OBJECTIVE
Output every entry exactly as written, but omit the pictures.

____________________

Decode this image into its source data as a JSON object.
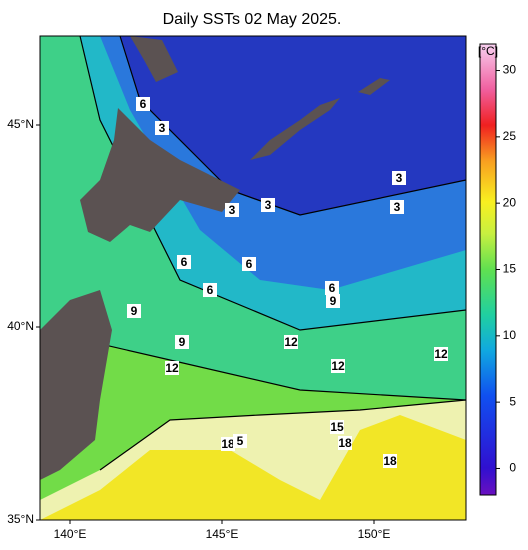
{
  "title": "Daily SSTs 02 May 2025.",
  "colorbar": {
    "unit": "[°C]",
    "range": [
      -2,
      32
    ],
    "ticks": [
      0,
      5,
      10,
      15,
      20,
      25,
      30
    ]
  },
  "lat_labels": [
    "35°N",
    "40°N",
    "45°N"
  ],
  "lon_labels": [
    "140°E",
    "145°E",
    "150°E"
  ],
  "contour_labels": [
    6,
    3,
    3,
    3,
    3,
    3,
    6,
    6,
    6,
    6,
    9,
    9,
    9,
    12,
    12,
    12,
    12,
    15,
    18,
    18,
    5,
    18
  ]
}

____________________

RESPONSE TO THIS TASK
Decode this image into its source data as a JSON object.
{
  "title": "Daily SSTs 02 May 2025.",
  "colorbar": {
    "unit": "[°C]",
    "range": [
      -2,
      32
    ],
    "ticks": [
      0,
      5,
      10,
      15,
      20,
      25,
      30
    ]
  },
  "lat_labels": [
    "35°N",
    "40°N",
    "45°N"
  ],
  "lon_labels": [
    "140°E",
    "145°E",
    "150°E"
  ],
  "contour_labels": [
    6,
    3,
    3,
    3,
    3,
    3,
    6,
    6,
    6,
    6,
    9,
    9,
    9,
    12,
    12,
    12,
    12,
    15,
    18,
    18,
    5,
    18
  ]
}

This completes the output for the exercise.